§ **Stated problem**
Set the listing down again exactly, please, apart from its pictures.

(Figure record extracts)
━━━━━━━━━━━━━━━━━━━━

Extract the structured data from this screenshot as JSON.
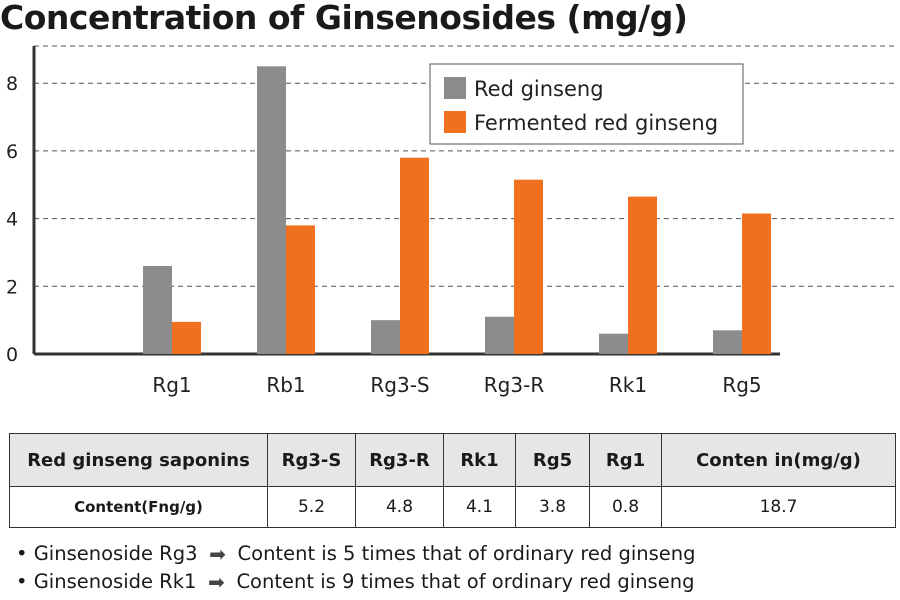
{
  "chart_data": {
    "type": "bar",
    "title": "Concentration of Ginsenosides (mg/g)",
    "categories": [
      "Rg1",
      "Rb1",
      "Rg3-S",
      "Rg3-R",
      "Rk1",
      "Rg5"
    ],
    "series": [
      {
        "name": "Red ginseng",
        "color": "#8c8c8c",
        "values": [
          2.6,
          8.5,
          1.0,
          1.1,
          0.6,
          0.7
        ]
      },
      {
        "name": "Fermented red ginseng",
        "color": "#f07020",
        "values": [
          0.95,
          3.8,
          5.8,
          5.15,
          4.65,
          4.15
        ]
      }
    ],
    "yticks": [
      0,
      2,
      4,
      6,
      8
    ],
    "ylim": [
      0,
      9.1
    ],
    "grid": true,
    "legend_position": "top-right"
  },
  "table": {
    "headers": [
      "Red ginseng saponins",
      "Rg3-S",
      "Rg3-R",
      "Rk1",
      "Rg5",
      "Rg1",
      "Conten in(mg/g)"
    ],
    "row": [
      "Content(Fng/g)",
      "5.2",
      "4.8",
      "4.1",
      "3.8",
      "0.8",
      "18.7"
    ]
  },
  "notes": [
    {
      "label": "• Ginsenoside Rg3",
      "text": "Content is 5 times that of ordinary red ginseng"
    },
    {
      "label": "• Ginsenoside Rk1",
      "text": "Content is 9 times that of ordinary red ginseng"
    }
  ]
}
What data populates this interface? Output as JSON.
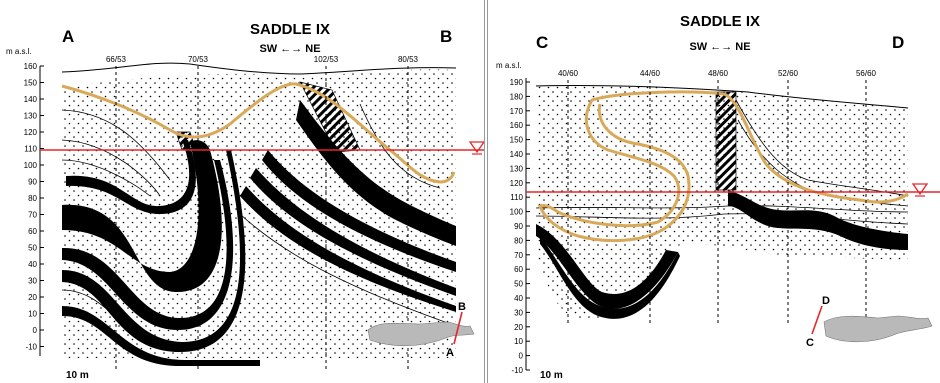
{
  "panels": [
    {
      "title": "SADDLE IX",
      "direction": "SW ←→ NE",
      "corner_left": "A",
      "corner_right": "B",
      "axis_unit": "m a.s.l.",
      "y_ticks": [
        "160",
        "150",
        "140",
        "130",
        "120",
        "110",
        "100",
        "90",
        "80",
        "70",
        "60",
        "50",
        "40",
        "30",
        "20",
        "10",
        "0",
        "-10"
      ],
      "boreholes": [
        "66/53",
        "70/53",
        "102/53",
        "80/53"
      ],
      "scale": "10 m",
      "map_labels": [
        "B",
        "A"
      ]
    },
    {
      "title": "SADDLE IX",
      "direction": "SW ←→ NE",
      "corner_left": "C",
      "corner_right": "D",
      "axis_unit": "m a.s.l.",
      "y_ticks": [
        "190",
        "180",
        "170",
        "160",
        "150",
        "140",
        "130",
        "120",
        "110",
        "100",
        "90",
        "80",
        "70",
        "60",
        "50",
        "40",
        "30",
        "20",
        "10",
        "0",
        "-10"
      ],
      "boreholes": [
        "40/60",
        "44/60",
        "48/60",
        "52/60",
        "56/60"
      ],
      "scale": "10 m",
      "map_labels": [
        "D",
        "C"
      ]
    }
  ],
  "colors": {
    "water_level": "#e8262b",
    "contour": "#d9a95a",
    "layer": "#000000"
  }
}
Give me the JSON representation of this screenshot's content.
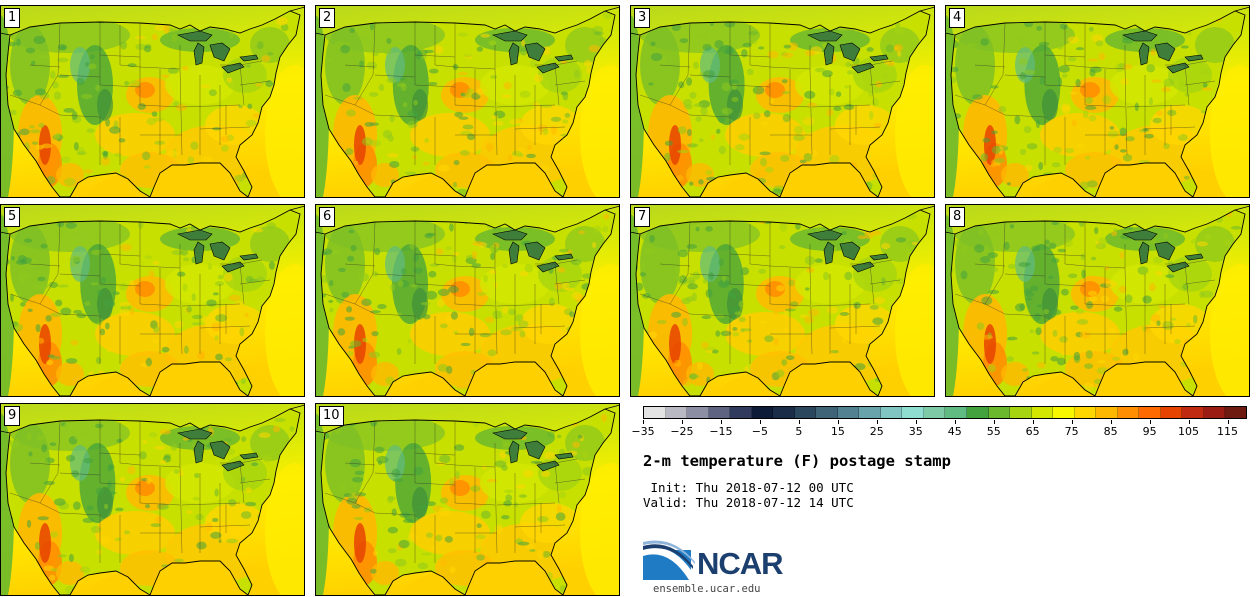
{
  "figure": {
    "title": "2-m temperature (F) postage stamp",
    "init": " Init: Thu 2018-07-12 00 UTC",
    "valid": "Valid: Thu 2018-07-12 14 UTC",
    "logo_text": "NCAR",
    "logo_url": "ensemble.ucar.edu"
  },
  "panels": [
    {
      "label": "1"
    },
    {
      "label": "2"
    },
    {
      "label": "3"
    },
    {
      "label": "4"
    },
    {
      "label": "5"
    },
    {
      "label": "6"
    },
    {
      "label": "7"
    },
    {
      "label": "8"
    },
    {
      "label": "9"
    },
    {
      "label": "10"
    }
  ],
  "colorbar": {
    "units": "F",
    "min": -35,
    "max": 120,
    "step": 5,
    "tick_labels": [
      "−35",
      "−25",
      "−15",
      "−5",
      "5",
      "15",
      "25",
      "35",
      "45",
      "55",
      "65",
      "75",
      "85",
      "95",
      "105",
      "115"
    ],
    "tick_values": [
      -35,
      -25,
      -15,
      -5,
      5,
      15,
      25,
      35,
      45,
      55,
      65,
      75,
      85,
      95,
      105,
      115
    ],
    "colors": [
      "#e3e3e3",
      "#b9b9c3",
      "#8c8fa3",
      "#5d6381",
      "#2f3a5c",
      "#0d1a38",
      "#1a2c48",
      "#2b475e",
      "#3f6377",
      "#528291",
      "#68a3ab",
      "#80c5c2",
      "#8fdcd0",
      "#7ccba6",
      "#5fbb82",
      "#43a23e",
      "#6cb82c",
      "#a6d410",
      "#d2e600",
      "#f7f700",
      "#ffd700",
      "#ffb800",
      "#ff8f00",
      "#ff6a00",
      "#e64300",
      "#c02a10",
      "#9b1c12",
      "#6e1a10"
    ]
  },
  "chart_data": {
    "type": "heatmap",
    "title": "2-m temperature (F) postage stamp",
    "members": [
      "1",
      "2",
      "3",
      "4",
      "5",
      "6",
      "7",
      "8",
      "9",
      "10"
    ],
    "region": "CONUS",
    "colorbar_range": [
      -35,
      120
    ],
    "colorbar_units": "F"
  }
}
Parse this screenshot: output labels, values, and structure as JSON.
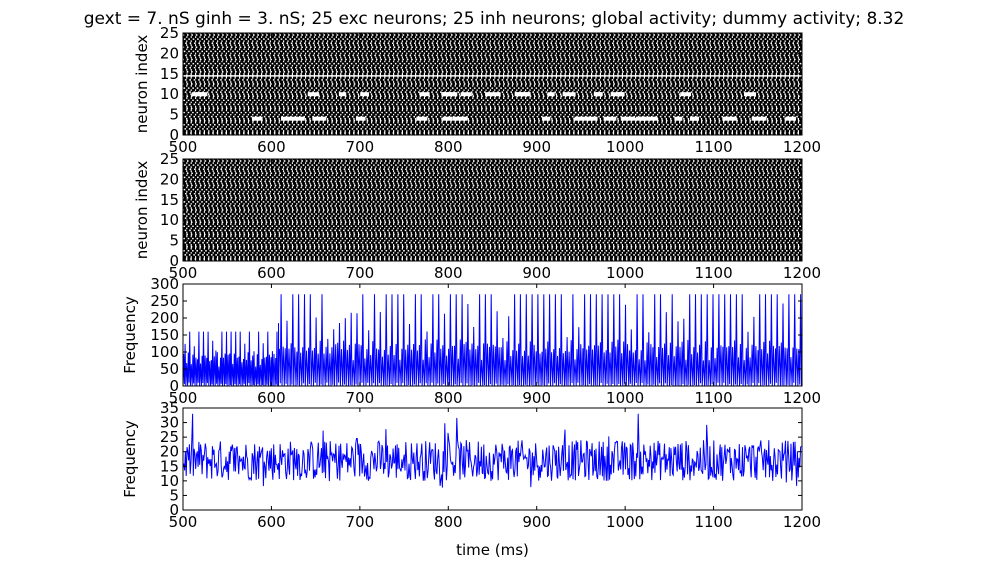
{
  "title": "gext = 7. nS ginh = 3. nS; 25 exc neurons; 25 inh neurons; global activity; dummy activity; 8.32",
  "colors": {
    "raster": "#000000",
    "line": "#0000ff",
    "axes": "#000000"
  },
  "chart_data": [
    {
      "type": "scatter",
      "ylabel": "neuron index",
      "xlabel": "",
      "xlim": [
        500,
        1200
      ],
      "ylim": [
        0,
        25
      ],
      "xticks": [
        "500",
        "600",
        "700",
        "800",
        "900",
        "1000",
        "1100",
        "1200"
      ],
      "yticks": [
        "0",
        "5",
        "10",
        "15",
        "20",
        "25"
      ],
      "neurons": 25,
      "sparse_neurons": [
        4,
        10
      ],
      "silent_rows": [
        14.5
      ]
    },
    {
      "type": "scatter",
      "ylabel": "neuron index",
      "xlabel": "",
      "xlim": [
        500,
        1200
      ],
      "ylim": [
        0,
        25
      ],
      "xticks": [
        "500",
        "600",
        "700",
        "800",
        "900",
        "1000",
        "1100",
        "1200"
      ],
      "yticks": [
        "0",
        "5",
        "10",
        "15",
        "20",
        "25"
      ],
      "neurons": 25,
      "sparse_neurons": [],
      "silent_rows": [
        2,
        4
      ]
    },
    {
      "type": "line",
      "ylabel": "Frequency",
      "xlabel": "",
      "xlim": [
        500,
        1200
      ],
      "ylim": [
        0,
        300
      ],
      "xticks": [
        "500",
        "600",
        "700",
        "800",
        "900",
        "1000",
        "1100",
        "1200"
      ],
      "yticks": [
        "0",
        "50",
        "100",
        "150",
        "200",
        "250",
        "300"
      ],
      "segments": [
        {
          "x_range": [
            500,
            608
          ],
          "peak": 160,
          "sub_peak": 95,
          "period": 5.2
        },
        {
          "x_range": [
            608,
            1200
          ],
          "peak": 270,
          "sub_peak": 125,
          "period": 6.6
        }
      ],
      "transition_x": 608,
      "transition_value": 185
    },
    {
      "type": "line",
      "ylabel": "Frequency",
      "xlabel": "time (ms)",
      "xlim": [
        500,
        1200
      ],
      "ylim": [
        0,
        35
      ],
      "xticks": [
        "500",
        "600",
        "700",
        "800",
        "900",
        "1000",
        "1100",
        "1200"
      ],
      "yticks": [
        "0",
        "5",
        "10",
        "15",
        "20",
        "25",
        "30",
        "35"
      ],
      "mean": 17,
      "range": [
        4,
        33
      ]
    }
  ]
}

━━━━━━━━━━━━━━━━━━━━

§ **Written response**
Extract the structured data from this screenshot as JSON.
{
  "chart_data": {
    "type": "bar",
    "title": "Concentration of Ginsenosides (mg/g)",
    "categories": [
      "Rg1",
      "Rb1",
      "Rg3-S",
      "Rg3-R",
      "Rk1",
      "Rg5"
    ],
    "series": [
      {
        "name": "Red ginseng",
        "color": "#8c8c8c",
        "values": [
          2.6,
          8.5,
          1.0,
          1.1,
          0.6,
          0.7
        ]
      },
      {
        "name": "Fermented red ginseng",
        "color": "#f07020",
        "values": [
          0.95,
          3.8,
          5.8,
          5.15,
          4.65,
          4.15
        ]
      }
    ],
    "yticks": [
      0,
      2,
      4,
      6,
      8
    ],
    "ylim": [
      0,
      9.1
    ],
    "grid": true,
    "legend_position": "top-right"
  },
  "table": {
    "headers": [
      "Red ginseng saponins",
      "Rg3-S",
      "Rg3-R",
      "Rk1",
      "Rg5",
      "Rg1",
      "Conten in(mg/g)"
    ],
    "row": [
      "Content(Fng/g)",
      "5.2",
      "4.8",
      "4.1",
      "3.8",
      "0.8",
      "18.7"
    ]
  },
  "notes": [
    {
      "label": "• Ginsenoside Rg3",
      "text": "Content is 5 times that of ordinary red ginseng"
    },
    {
      "label": "• Ginsenoside Rk1",
      "text": "Content is 9 times that of ordinary red ginseng"
    }
  ]
}
What data populates this interface? Output as JSON.
{
  "panels": [
    {
      "title": "SADDLE IX",
      "direction": "SW ←→ NE",
      "corner_left": "A",
      "corner_right": "B",
      "axis_unit": "m a.s.l.",
      "y_ticks": [
        "160",
        "150",
        "140",
        "130",
        "120",
        "110",
        "100",
        "90",
        "80",
        "70",
        "60",
        "50",
        "40",
        "30",
        "20",
        "10",
        "0",
        "-10"
      ],
      "boreholes": [
        "66/53",
        "70/53",
        "102/53",
        "80/53"
      ],
      "scale": "10 m",
      "map_labels": [
        "B",
        "A"
      ]
    },
    {
      "title": "SADDLE IX",
      "direction": "SW ←→ NE",
      "corner_left": "C",
      "corner_right": "D",
      "axis_unit": "m a.s.l.",
      "y_ticks": [
        "190",
        "180",
        "170",
        "160",
        "150",
        "140",
        "130",
        "120",
        "110",
        "100",
        "90",
        "80",
        "70",
        "60",
        "50",
        "40",
        "30",
        "20",
        "10",
        "0",
        "-10"
      ],
      "boreholes": [
        "40/60",
        "44/60",
        "48/60",
        "52/60",
        "56/60"
      ],
      "scale": "10 m",
      "map_labels": [
        "D",
        "C"
      ]
    }
  ],
  "colors": {
    "water_level": "#e8262b",
    "contour": "#d9a95a",
    "layer": "#000000"
  }
}
Give me the JSON representation of this screenshot's content.
{
  "figure": {
    "title": "2-m temperature (F) postage stamp",
    "init": " Init: Thu 2018-07-12 00 UTC",
    "valid": "Valid: Thu 2018-07-12 14 UTC",
    "logo_text": "NCAR",
    "logo_url": "ensemble.ucar.edu"
  },
  "panels": [
    {
      "label": "1"
    },
    {
      "label": "2"
    },
    {
      "label": "3"
    },
    {
      "label": "4"
    },
    {
      "label": "5"
    },
    {
      "label": "6"
    },
    {
      "label": "7"
    },
    {
      "label": "8"
    },
    {
      "label": "9"
    },
    {
      "label": "10"
    }
  ],
  "colorbar": {
    "units": "F",
    "min": -35,
    "max": 120,
    "step": 5,
    "tick_labels": [
      "−35",
      "−25",
      "−15",
      "−5",
      "5",
      "15",
      "25",
      "35",
      "45",
      "55",
      "65",
      "75",
      "85",
      "95",
      "105",
      "115"
    ],
    "tick_values": [
      -35,
      -25,
      -15,
      -5,
      5,
      15,
      25,
      35,
      45,
      55,
      65,
      75,
      85,
      95,
      105,
      115
    ],
    "colors": [
      "#e3e3e3",
      "#b9b9c3",
      "#8c8fa3",
      "#5d6381",
      "#2f3a5c",
      "#0d1a38",
      "#1a2c48",
      "#2b475e",
      "#3f6377",
      "#528291",
      "#68a3ab",
      "#80c5c2",
      "#8fdcd0",
      "#7ccba6",
      "#5fbb82",
      "#43a23e",
      "#6cb82c",
      "#a6d410",
      "#d2e600",
      "#f7f700",
      "#ffd700",
      "#ffb800",
      "#ff8f00",
      "#ff6a00",
      "#e64300",
      "#c02a10",
      "#9b1c12",
      "#6e1a10"
    ]
  },
  "chart_data": {
    "type": "heatmap",
    "title": "2-m temperature (F) postage stamp",
    "members": [
      "1",
      "2",
      "3",
      "4",
      "5",
      "6",
      "7",
      "8",
      "9",
      "10"
    ],
    "region": "CONUS",
    "colorbar_range": [
      -35,
      120
    ],
    "colorbar_units": "F"
  }
}
Parse this screenshot: output labels, values, and structure as JSON.
{
  "title": "gext = 7. nS ginh = 3. nS; 25 exc neurons; 25 inh neurons; global activity; dummy activity; 8.32",
  "colors": {
    "raster": "#000000",
    "line": "#0000ff",
    "axes": "#000000"
  },
  "chart_data": [
    {
      "type": "scatter",
      "ylabel": "neuron index",
      "xlabel": "",
      "xlim": [
        500,
        1200
      ],
      "ylim": [
        0,
        25
      ],
      "xticks": [
        "500",
        "600",
        "700",
        "800",
        "900",
        "1000",
        "1100",
        "1200"
      ],
      "yticks": [
        "0",
        "5",
        "10",
        "15",
        "20",
        "25"
      ],
      "neurons": 25,
      "sparse_neurons": [
        4,
        10
      ],
      "silent_rows": [
        14.5
      ]
    },
    {
      "type": "scatter",
      "ylabel": "neuron index",
      "xlabel": "",
      "xlim": [
        500,
        1200
      ],
      "ylim": [
        0,
        25
      ],
      "xticks": [
        "500",
        "600",
        "700",
        "800",
        "900",
        "1000",
        "1100",
        "1200"
      ],
      "yticks": [
        "0",
        "5",
        "10",
        "15",
        "20",
        "25"
      ],
      "neurons": 25,
      "sparse_neurons": [],
      "silent_rows": [
        2,
        4
      ]
    },
    {
      "type": "line",
      "ylabel": "Frequency",
      "xlabel": "",
      "xlim": [
        500,
        1200
      ],
      "ylim": [
        0,
        300
      ],
      "xticks": [
        "500",
        "600",
        "700",
        "800",
        "900",
        "1000",
        "1100",
        "1200"
      ],
      "yticks": [
        "0",
        "50",
        "100",
        "150",
        "200",
        "250",
        "300"
      ],
      "segments": [
        {
          "x_range": [
            500,
            608
          ],
          "peak": 160,
          "sub_peak": 95,
          "period": 5.2
        },
        {
          "x_range": [
            608,
            1200
          ],
          "peak": 270,
          "sub_peak": 125,
          "period": 6.6
        }
      ],
      "transition_x": 608,
      "transition_value": 185
    },
    {
      "type": "line",
      "ylabel": "Frequency",
      "xlabel": "time (ms)",
      "xlim": [
        500,
        1200
      ],
      "ylim": [
        0,
        35
      ],
      "xticks": [
        "500",
        "600",
        "700",
        "800",
        "900",
        "1000",
        "1100",
        "1200"
      ],
      "yticks": [
        "0",
        "5",
        "10",
        "15",
        "20",
        "25",
        "30",
        "35"
      ],
      "mean": 17,
      "range": [
        4,
        33
      ]
    }
  ]
}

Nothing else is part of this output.